- **What needs to be done**
Return each line of the listing below, unchanged, and omit the images.

⟨

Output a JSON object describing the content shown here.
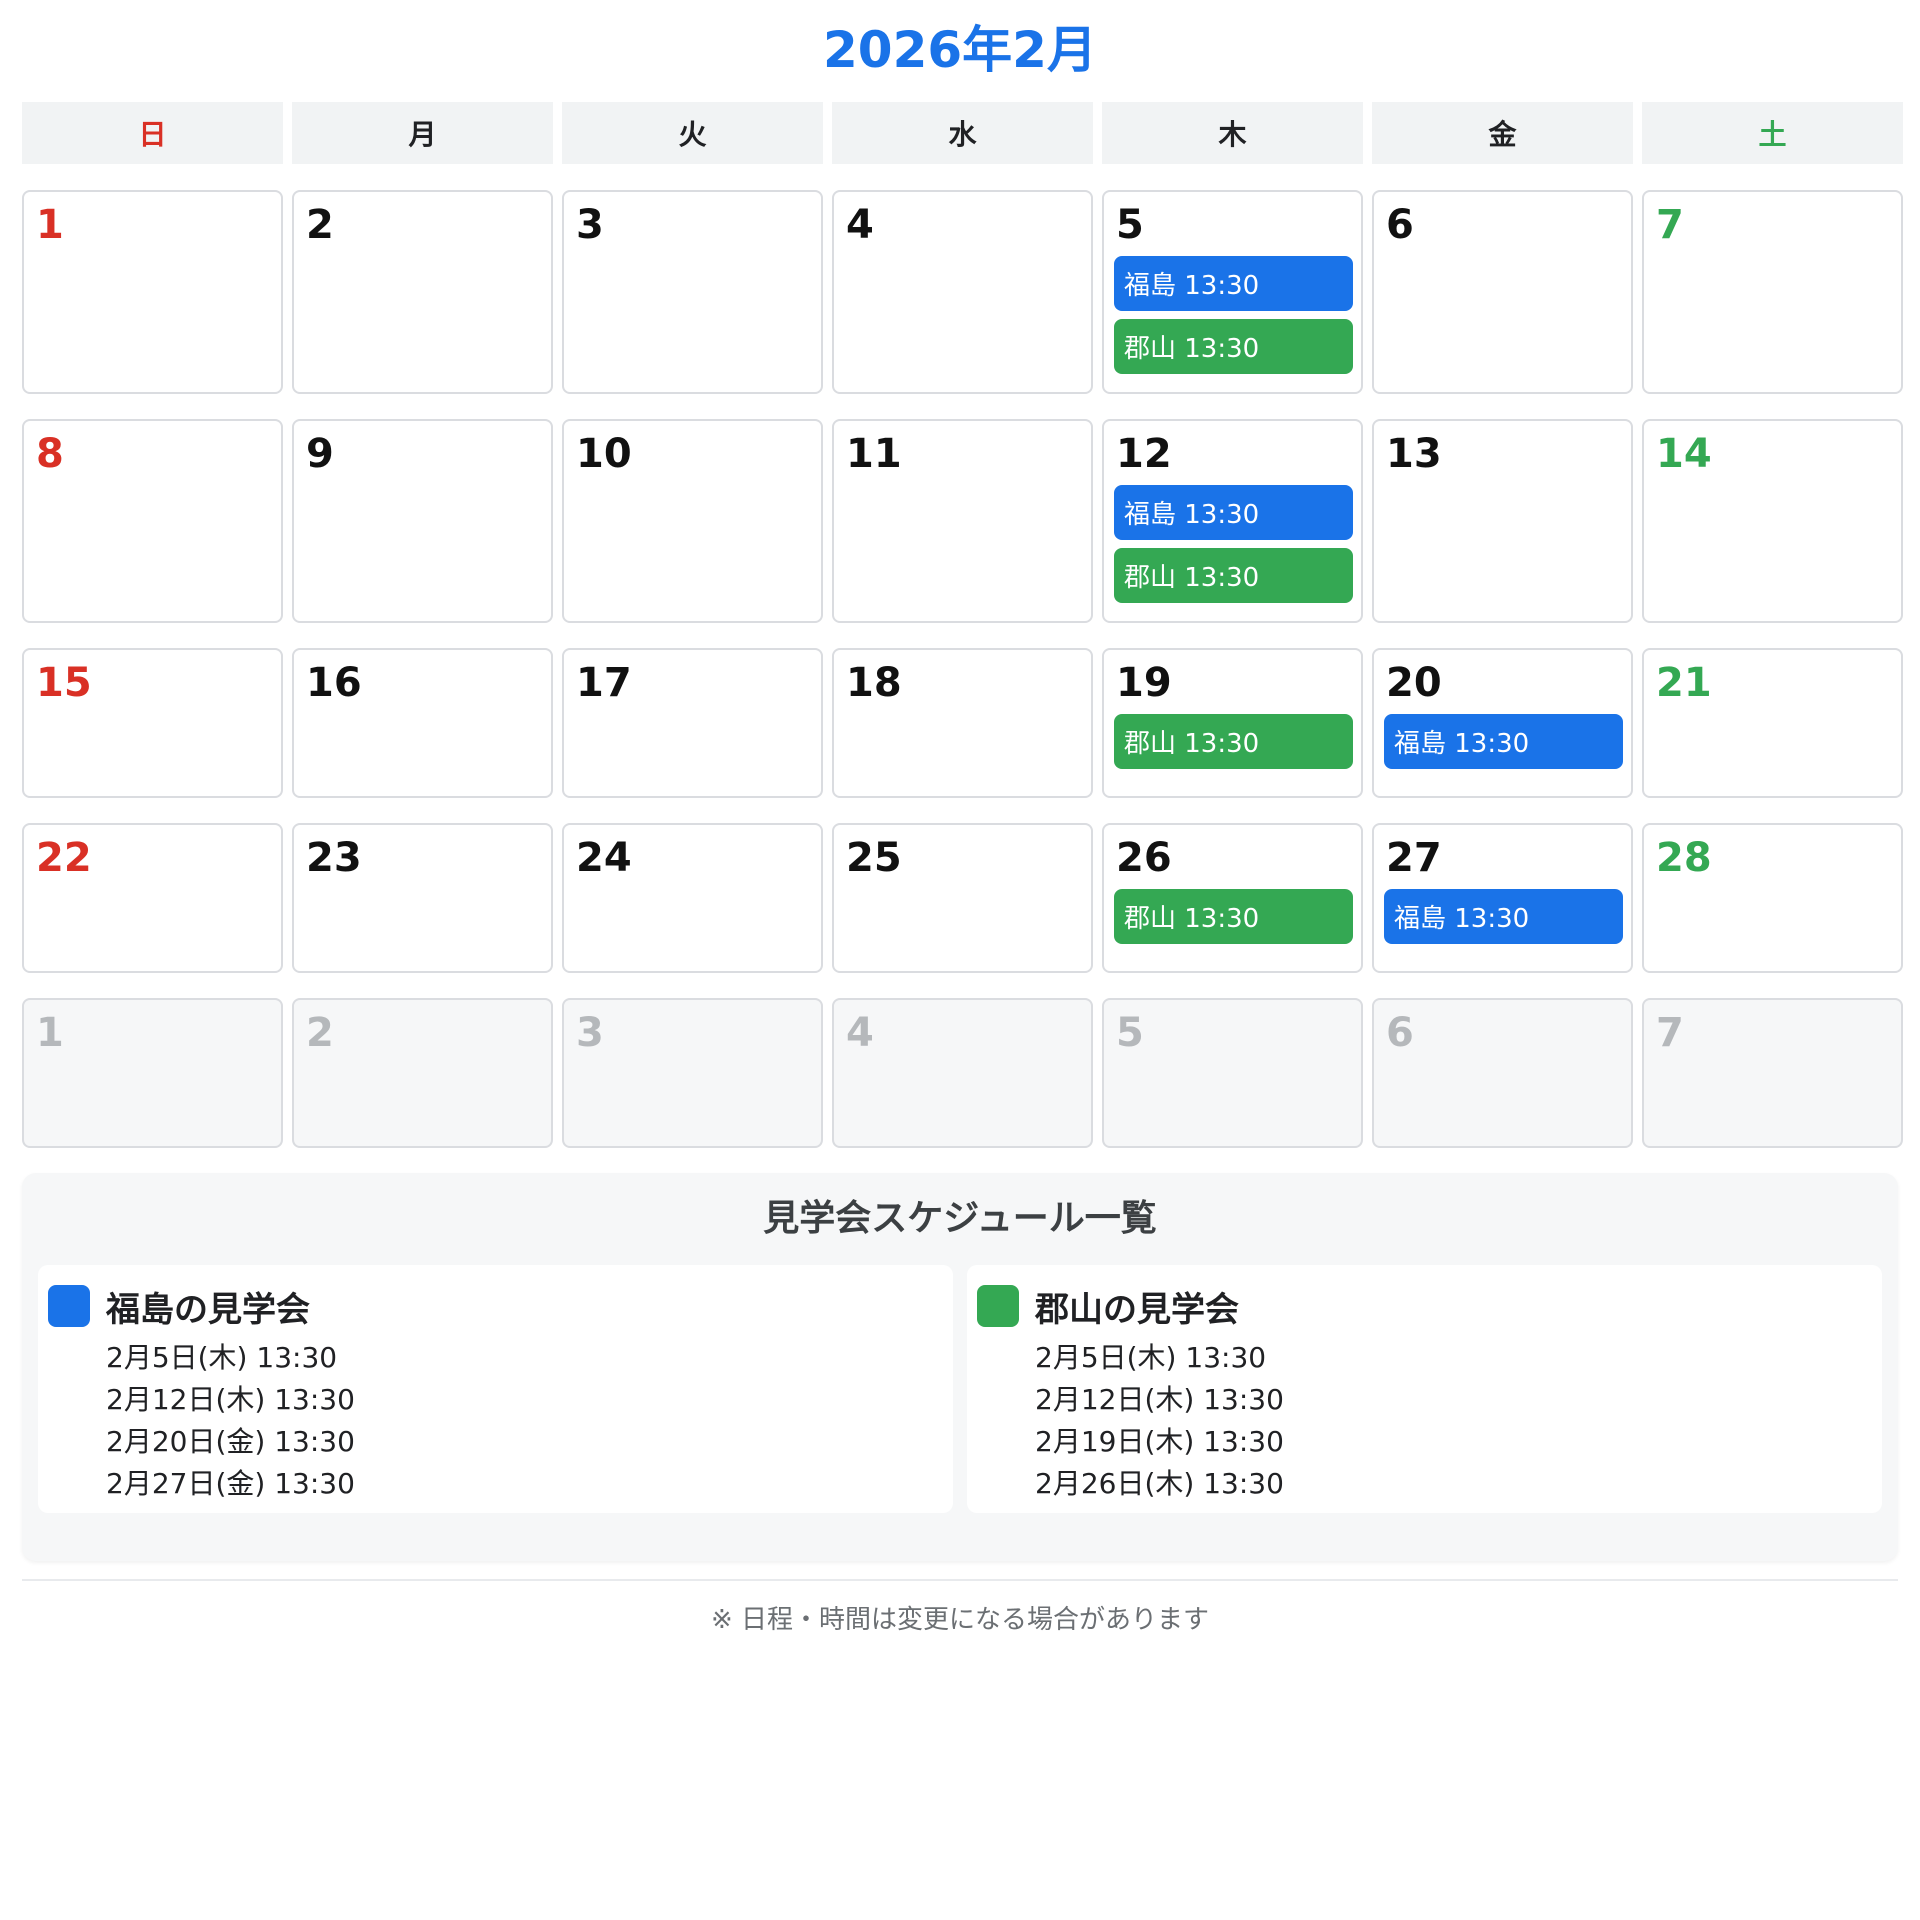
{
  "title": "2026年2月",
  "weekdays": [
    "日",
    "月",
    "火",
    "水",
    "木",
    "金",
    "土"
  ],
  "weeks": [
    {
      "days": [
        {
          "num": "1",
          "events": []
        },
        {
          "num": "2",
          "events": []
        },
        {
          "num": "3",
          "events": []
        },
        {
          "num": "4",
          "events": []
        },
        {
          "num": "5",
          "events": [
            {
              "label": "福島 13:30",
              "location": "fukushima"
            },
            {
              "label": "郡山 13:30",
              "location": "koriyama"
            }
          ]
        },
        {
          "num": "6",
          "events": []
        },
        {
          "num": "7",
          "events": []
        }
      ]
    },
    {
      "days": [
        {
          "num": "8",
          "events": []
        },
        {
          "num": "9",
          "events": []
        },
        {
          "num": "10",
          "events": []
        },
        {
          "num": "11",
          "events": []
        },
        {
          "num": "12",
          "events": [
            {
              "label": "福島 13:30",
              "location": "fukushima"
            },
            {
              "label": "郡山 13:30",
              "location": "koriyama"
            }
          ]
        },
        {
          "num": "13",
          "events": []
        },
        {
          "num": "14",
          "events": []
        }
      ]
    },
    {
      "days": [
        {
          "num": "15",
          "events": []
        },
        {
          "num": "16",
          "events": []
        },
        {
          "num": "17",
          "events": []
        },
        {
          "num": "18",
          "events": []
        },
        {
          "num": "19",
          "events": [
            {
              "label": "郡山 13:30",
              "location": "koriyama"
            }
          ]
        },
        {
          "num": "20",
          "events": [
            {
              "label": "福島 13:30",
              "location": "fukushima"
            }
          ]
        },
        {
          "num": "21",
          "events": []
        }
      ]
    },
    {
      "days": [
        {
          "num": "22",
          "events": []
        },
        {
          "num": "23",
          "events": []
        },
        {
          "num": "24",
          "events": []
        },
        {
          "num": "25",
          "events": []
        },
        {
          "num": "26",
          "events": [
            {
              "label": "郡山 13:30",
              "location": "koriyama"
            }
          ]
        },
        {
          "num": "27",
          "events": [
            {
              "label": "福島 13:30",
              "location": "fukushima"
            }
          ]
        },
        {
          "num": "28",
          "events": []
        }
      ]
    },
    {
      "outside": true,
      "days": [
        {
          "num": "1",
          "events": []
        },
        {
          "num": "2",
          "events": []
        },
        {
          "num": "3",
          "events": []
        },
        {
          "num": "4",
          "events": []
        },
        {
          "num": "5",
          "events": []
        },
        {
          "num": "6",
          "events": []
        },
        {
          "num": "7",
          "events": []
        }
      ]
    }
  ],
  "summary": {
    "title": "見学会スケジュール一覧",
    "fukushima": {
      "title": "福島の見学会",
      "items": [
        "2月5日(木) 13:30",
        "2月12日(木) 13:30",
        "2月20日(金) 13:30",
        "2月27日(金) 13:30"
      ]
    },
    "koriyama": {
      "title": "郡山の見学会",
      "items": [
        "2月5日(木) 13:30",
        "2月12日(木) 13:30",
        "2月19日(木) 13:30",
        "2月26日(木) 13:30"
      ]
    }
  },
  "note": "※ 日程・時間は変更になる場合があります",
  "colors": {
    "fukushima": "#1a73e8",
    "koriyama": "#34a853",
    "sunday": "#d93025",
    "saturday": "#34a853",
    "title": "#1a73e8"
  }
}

⟩

- **Result of this exercise**
Output a JSON object describing the content shown here.
{
  "title": "2026年2月",
  "weekdays": [
    "日",
    "月",
    "火",
    "水",
    "木",
    "金",
    "土"
  ],
  "weeks": [
    {
      "days": [
        {
          "num": "1",
          "events": []
        },
        {
          "num": "2",
          "events": []
        },
        {
          "num": "3",
          "events": []
        },
        {
          "num": "4",
          "events": []
        },
        {
          "num": "5",
          "events": [
            {
              "label": "福島 13:30",
              "location": "fukushima"
            },
            {
              "label": "郡山 13:30",
              "location": "koriyama"
            }
          ]
        },
        {
          "num": "6",
          "events": []
        },
        {
          "num": "7",
          "events": []
        }
      ]
    },
    {
      "days": [
        {
          "num": "8",
          "events": []
        },
        {
          "num": "9",
          "events": []
        },
        {
          "num": "10",
          "events": []
        },
        {
          "num": "11",
          "events": []
        },
        {
          "num": "12",
          "events": [
            {
              "label": "福島 13:30",
              "location": "fukushima"
            },
            {
              "label": "郡山 13:30",
              "location": "koriyama"
            }
          ]
        },
        {
          "num": "13",
          "events": []
        },
        {
          "num": "14",
          "events": []
        }
      ]
    },
    {
      "days": [
        {
          "num": "15",
          "events": []
        },
        {
          "num": "16",
          "events": []
        },
        {
          "num": "17",
          "events": []
        },
        {
          "num": "18",
          "events": []
        },
        {
          "num": "19",
          "events": [
            {
              "label": "郡山 13:30",
              "location": "koriyama"
            }
          ]
        },
        {
          "num": "20",
          "events": [
            {
              "label": "福島 13:30",
              "location": "fukushima"
            }
          ]
        },
        {
          "num": "21",
          "events": []
        }
      ]
    },
    {
      "days": [
        {
          "num": "22",
          "events": []
        },
        {
          "num": "23",
          "events": []
        },
        {
          "num": "24",
          "events": []
        },
        {
          "num": "25",
          "events": []
        },
        {
          "num": "26",
          "events": [
            {
              "label": "郡山 13:30",
              "location": "koriyama"
            }
          ]
        },
        {
          "num": "27",
          "events": [
            {
              "label": "福島 13:30",
              "location": "fukushima"
            }
          ]
        },
        {
          "num": "28",
          "events": []
        }
      ]
    },
    {
      "outside": true,
      "days": [
        {
          "num": "1",
          "events": []
        },
        {
          "num": "2",
          "events": []
        },
        {
          "num": "3",
          "events": []
        },
        {
          "num": "4",
          "events": []
        },
        {
          "num": "5",
          "events": []
        },
        {
          "num": "6",
          "events": []
        },
        {
          "num": "7",
          "events": []
        }
      ]
    }
  ],
  "summary": {
    "title": "見学会スケジュール一覧",
    "fukushima": {
      "title": "福島の見学会",
      "items": [
        "2月5日(木) 13:30",
        "2月12日(木) 13:30",
        "2月20日(金) 13:30",
        "2月27日(金) 13:30"
      ]
    },
    "koriyama": {
      "title": "郡山の見学会",
      "items": [
        "2月5日(木) 13:30",
        "2月12日(木) 13:30",
        "2月19日(木) 13:30",
        "2月26日(木) 13:30"
      ]
    }
  },
  "note": "※ 日程・時間は変更になる場合があります",
  "colors": {
    "fukushima": "#1a73e8",
    "koriyama": "#34a853",
    "sunday": "#d93025",
    "saturday": "#34a853",
    "title": "#1a73e8"
  }
}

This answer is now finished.